**Passage to read**
Plenty of Republicans care about climate. It’s just hard to hear them above the anti-science din.

The 2016 Republican platform briefly mentions climate change, if only to try to disarm it through a series of imperious sentences that roughly translate to PSSSSSH. “Climate change is far from this nation’s most pressing national security issue,” one reads. “This is the triumph of extremism over common sense, and Congress must stop it.” Another: “The United Nations’ Intergovernmental Panel on Climate Change is a political mechanism, not an unbiased scientific institution.” And we can’t forget: “The Environmental Protection Agency has rewritten laws to advance the Democrats’ climate change agenda.” These dismissals left no room to take the environment seriously in the platform.

“I thought the platform could have been worse,” Christian Berle, who does conservative outreach for the environmental nonprofit Defend Our Future, told MTV News. Berle went to the convention in Cleveland to support John Kasich but was also talking to people his age who might have been equally frustrated by the complete absence of climate change discussions onstage. Many young conservatives are trying to be optimistic when it comes to climate and the Republican Party, as it doesn’t seem there’s anywhere to go but up. “One of the unique gifts of the Christian community is hope, the unshakable belief that God is faithful to his promises,” says Kyle Meyaard-Schaap, spokesperson for Young Evangelicals for Climate Action.

**What to do**
1: Do these statements agree with the passage on Republicans and climate? Answer yes or no for each, quoting the words of the passage that decide it. (a) Christian Berle went to the convention in Cleveland to support John Kasich. (b) The 2016 Republican platform makes no mention of climate change. (c) Kyle Meyaard-Schaap is a spokesperson for Defend Our Future.
2: According to the passage on Republicans and climate, for which environmental nonprofit does Christian Berle do conservative outreach?

Layout coordinate data
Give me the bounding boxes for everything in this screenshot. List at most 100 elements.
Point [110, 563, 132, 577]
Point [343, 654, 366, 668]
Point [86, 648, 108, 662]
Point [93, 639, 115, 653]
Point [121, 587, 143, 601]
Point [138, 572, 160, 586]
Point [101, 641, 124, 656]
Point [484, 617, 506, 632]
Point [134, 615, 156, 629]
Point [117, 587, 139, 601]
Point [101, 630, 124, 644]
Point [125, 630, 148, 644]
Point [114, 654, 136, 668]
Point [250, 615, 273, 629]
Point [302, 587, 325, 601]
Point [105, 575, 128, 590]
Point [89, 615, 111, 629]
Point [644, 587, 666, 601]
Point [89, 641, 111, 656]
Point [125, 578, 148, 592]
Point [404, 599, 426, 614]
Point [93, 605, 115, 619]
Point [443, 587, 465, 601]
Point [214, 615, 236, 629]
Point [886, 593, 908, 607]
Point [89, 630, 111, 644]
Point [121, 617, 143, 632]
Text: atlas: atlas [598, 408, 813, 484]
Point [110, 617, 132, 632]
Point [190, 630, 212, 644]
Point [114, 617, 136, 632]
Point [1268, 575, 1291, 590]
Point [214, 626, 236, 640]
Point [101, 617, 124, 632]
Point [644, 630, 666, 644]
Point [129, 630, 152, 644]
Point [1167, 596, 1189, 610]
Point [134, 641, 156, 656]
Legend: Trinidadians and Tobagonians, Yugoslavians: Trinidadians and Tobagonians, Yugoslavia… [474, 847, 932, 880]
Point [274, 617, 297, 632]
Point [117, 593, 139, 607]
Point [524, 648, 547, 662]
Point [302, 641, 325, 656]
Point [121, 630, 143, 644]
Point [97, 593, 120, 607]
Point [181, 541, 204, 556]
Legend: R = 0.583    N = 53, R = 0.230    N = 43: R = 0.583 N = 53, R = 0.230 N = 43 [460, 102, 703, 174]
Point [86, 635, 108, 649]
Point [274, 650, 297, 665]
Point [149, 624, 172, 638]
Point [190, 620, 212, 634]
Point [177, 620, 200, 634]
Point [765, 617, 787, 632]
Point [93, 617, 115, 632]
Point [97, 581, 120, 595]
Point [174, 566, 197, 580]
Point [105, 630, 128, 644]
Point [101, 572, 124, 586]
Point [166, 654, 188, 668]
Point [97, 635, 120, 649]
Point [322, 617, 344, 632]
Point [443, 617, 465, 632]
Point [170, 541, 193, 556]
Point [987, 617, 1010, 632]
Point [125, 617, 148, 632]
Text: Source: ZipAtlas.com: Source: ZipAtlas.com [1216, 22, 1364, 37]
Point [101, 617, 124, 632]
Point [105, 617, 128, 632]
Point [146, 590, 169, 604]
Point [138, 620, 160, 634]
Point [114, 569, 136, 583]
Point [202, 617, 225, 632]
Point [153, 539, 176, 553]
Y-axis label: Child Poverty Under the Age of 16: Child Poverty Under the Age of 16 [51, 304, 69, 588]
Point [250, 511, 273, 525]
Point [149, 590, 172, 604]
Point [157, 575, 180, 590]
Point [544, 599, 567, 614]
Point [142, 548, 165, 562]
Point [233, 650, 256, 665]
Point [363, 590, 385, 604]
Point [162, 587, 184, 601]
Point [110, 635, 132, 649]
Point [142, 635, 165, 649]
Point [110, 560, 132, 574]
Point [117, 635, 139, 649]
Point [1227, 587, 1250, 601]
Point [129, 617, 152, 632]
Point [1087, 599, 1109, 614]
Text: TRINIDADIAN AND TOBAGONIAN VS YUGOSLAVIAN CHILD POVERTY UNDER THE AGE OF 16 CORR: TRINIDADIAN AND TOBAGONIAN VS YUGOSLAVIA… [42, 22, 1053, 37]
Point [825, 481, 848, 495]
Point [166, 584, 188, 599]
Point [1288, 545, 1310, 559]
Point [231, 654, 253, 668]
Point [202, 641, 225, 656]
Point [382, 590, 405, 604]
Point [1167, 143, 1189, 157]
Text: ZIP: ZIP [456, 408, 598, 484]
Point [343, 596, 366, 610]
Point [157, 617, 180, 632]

**The results**
1:
(a) Yes: "Berle went to the convention in Cleveland to support John Kasich"
(b) No: "The 2016 Republican platform briefly mentions climate change"
(c) No: "Kyle Meyaard-Schaap, spokesperson for Young Evangelicals for Climate Action"

2: Defend Our Future